* _Given instruction_
Retype the material that follows, keeping every word as it is.

* _Data for processing_
⁂
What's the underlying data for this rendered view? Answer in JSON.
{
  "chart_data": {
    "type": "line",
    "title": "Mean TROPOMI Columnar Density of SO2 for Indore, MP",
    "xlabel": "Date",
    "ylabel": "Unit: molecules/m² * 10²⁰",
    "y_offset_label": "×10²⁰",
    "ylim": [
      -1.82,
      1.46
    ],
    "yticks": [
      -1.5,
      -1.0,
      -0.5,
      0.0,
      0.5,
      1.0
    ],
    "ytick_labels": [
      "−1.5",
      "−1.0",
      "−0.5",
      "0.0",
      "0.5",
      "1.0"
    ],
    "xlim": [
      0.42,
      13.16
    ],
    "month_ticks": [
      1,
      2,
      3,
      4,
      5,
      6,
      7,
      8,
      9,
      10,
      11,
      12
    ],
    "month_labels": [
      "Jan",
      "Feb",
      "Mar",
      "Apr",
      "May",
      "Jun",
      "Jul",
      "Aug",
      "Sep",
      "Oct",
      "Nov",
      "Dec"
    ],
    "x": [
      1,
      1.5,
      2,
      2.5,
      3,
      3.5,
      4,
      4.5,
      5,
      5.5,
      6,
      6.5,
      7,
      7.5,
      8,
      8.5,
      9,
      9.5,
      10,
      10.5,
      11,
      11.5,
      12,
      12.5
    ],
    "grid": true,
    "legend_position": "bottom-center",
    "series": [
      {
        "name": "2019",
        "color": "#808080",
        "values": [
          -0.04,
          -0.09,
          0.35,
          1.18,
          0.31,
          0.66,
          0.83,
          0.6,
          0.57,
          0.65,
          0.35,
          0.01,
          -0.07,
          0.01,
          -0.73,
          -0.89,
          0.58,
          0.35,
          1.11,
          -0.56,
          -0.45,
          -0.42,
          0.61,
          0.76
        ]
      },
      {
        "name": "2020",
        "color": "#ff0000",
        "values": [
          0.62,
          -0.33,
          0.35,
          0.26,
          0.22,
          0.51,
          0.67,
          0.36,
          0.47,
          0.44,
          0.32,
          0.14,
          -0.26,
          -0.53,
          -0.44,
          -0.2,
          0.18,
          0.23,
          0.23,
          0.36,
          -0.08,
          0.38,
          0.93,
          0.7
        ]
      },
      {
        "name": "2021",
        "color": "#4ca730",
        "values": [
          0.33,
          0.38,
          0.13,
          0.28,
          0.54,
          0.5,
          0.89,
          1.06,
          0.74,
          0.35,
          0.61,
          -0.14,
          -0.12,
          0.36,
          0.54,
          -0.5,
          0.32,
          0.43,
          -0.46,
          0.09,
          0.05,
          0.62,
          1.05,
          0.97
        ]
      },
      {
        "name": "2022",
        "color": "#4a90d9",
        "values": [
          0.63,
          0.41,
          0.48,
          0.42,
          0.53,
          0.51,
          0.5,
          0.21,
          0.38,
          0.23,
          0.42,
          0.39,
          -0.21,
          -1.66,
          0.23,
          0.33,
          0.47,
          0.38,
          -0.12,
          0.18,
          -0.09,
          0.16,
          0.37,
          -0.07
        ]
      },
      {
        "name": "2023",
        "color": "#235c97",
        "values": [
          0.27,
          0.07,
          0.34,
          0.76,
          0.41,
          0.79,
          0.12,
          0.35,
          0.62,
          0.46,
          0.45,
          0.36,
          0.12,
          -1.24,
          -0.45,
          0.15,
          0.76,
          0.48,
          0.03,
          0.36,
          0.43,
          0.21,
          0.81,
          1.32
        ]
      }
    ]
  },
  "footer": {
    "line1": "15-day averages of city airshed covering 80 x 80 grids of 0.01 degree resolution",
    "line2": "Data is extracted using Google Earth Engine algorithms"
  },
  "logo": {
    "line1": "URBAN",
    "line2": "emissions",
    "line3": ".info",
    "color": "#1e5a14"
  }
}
⁂
* _The output_
What's the underlying data for this rendered view? Answer in JSON.
{
  "chart_data": {
    "type": "line",
    "title": "Mean TROPOMI Columnar Density of SO2 for Indore, MP",
    "xlabel": "Date",
    "ylabel": "Unit: molecules/m² * 10²⁰",
    "y_offset_label": "×10²⁰",
    "ylim": [
      -1.82,
      1.46
    ],
    "yticks": [
      -1.5,
      -1.0,
      -0.5,
      0.0,
      0.5,
      1.0
    ],
    "ytick_labels": [
      "−1.5",
      "−1.0",
      "−0.5",
      "0.0",
      "0.5",
      "1.0"
    ],
    "xlim": [
      0.42,
      13.16
    ],
    "month_ticks": [
      1,
      2,
      3,
      4,
      5,
      6,
      7,
      8,
      9,
      10,
      11,
      12
    ],
    "month_labels": [
      "Jan",
      "Feb",
      "Mar",
      "Apr",
      "May",
      "Jun",
      "Jul",
      "Aug",
      "Sep",
      "Oct",
      "Nov",
      "Dec"
    ],
    "x": [
      1,
      1.5,
      2,
      2.5,
      3,
      3.5,
      4,
      4.5,
      5,
      5.5,
      6,
      6.5,
      7,
      7.5,
      8,
      8.5,
      9,
      9.5,
      10,
      10.5,
      11,
      11.5,
      12,
      12.5
    ],
    "grid": true,
    "legend_position": "bottom-center",
    "series": [
      {
        "name": "2019",
        "color": "#808080",
        "values": [
          -0.04,
          -0.09,
          0.35,
          1.18,
          0.31,
          0.66,
          0.83,
          0.6,
          0.57,
          0.65,
          0.35,
          0.01,
          -0.07,
          0.01,
          -0.73,
          -0.89,
          0.58,
          0.35,
          1.11,
          -0.56,
          -0.45,
          -0.42,
          0.61,
          0.76
        ]
      },
      {
        "name": "2020",
        "color": "#ff0000",
        "values": [
          0.62,
          -0.33,
          0.35,
          0.26,
          0.22,
          0.51,
          0.67,
          0.36,
          0.47,
          0.44,
          0.32,
          0.14,
          -0.26,
          -0.53,
          -0.44,
          -0.2,
          0.18,
          0.23,
          0.23,
          0.36,
          -0.08,
          0.38,
          0.93,
          0.7
        ]
      },
      {
        "name": "2021",
        "color": "#4ca730",
        "values": [
          0.33,
          0.38,
          0.13,
          0.28,
          0.54,
          0.5,
          0.89,
          1.06,
          0.74,
          0.35,
          0.61,
          -0.14,
          -0.12,
          0.36,
          0.54,
          -0.5,
          0.32,
          0.43,
          -0.46,
          0.09,
          0.05,
          0.62,
          1.05,
          0.97
        ]
      },
      {
        "name": "2022",
        "color": "#4a90d9",
        "values": [
          0.63,
          0.41,
          0.48,
          0.42,
          0.53,
          0.51,
          0.5,
          0.21,
          0.38,
          0.23,
          0.42,
          0.39,
          -0.21,
          -1.66,
          0.23,
          0.33,
          0.47,
          0.38,
          -0.12,
          0.18,
          -0.09,
          0.16,
          0.37,
          -0.07
        ]
      },
      {
        "name": "2023",
        "color": "#235c97",
        "values": [
          0.27,
          0.07,
          0.34,
          0.76,
          0.41,
          0.79,
          0.12,
          0.35,
          0.62,
          0.46,
          0.45,
          0.36,
          0.12,
          -1.24,
          -0.45,
          0.15,
          0.76,
          0.48,
          0.03,
          0.36,
          0.43,
          0.21,
          0.81,
          1.32
        ]
      }
    ]
  },
  "footer": {
    "line1": "15-day averages of city airshed covering 80 x 80 grids of 0.01 degree resolution",
    "line2": "Data is extracted using Google Earth Engine algorithms"
  },
  "logo": {
    "line1": "URBAN",
    "line2": "emissions",
    "line3": ".info",
    "color": "#1e5a14"
  }
}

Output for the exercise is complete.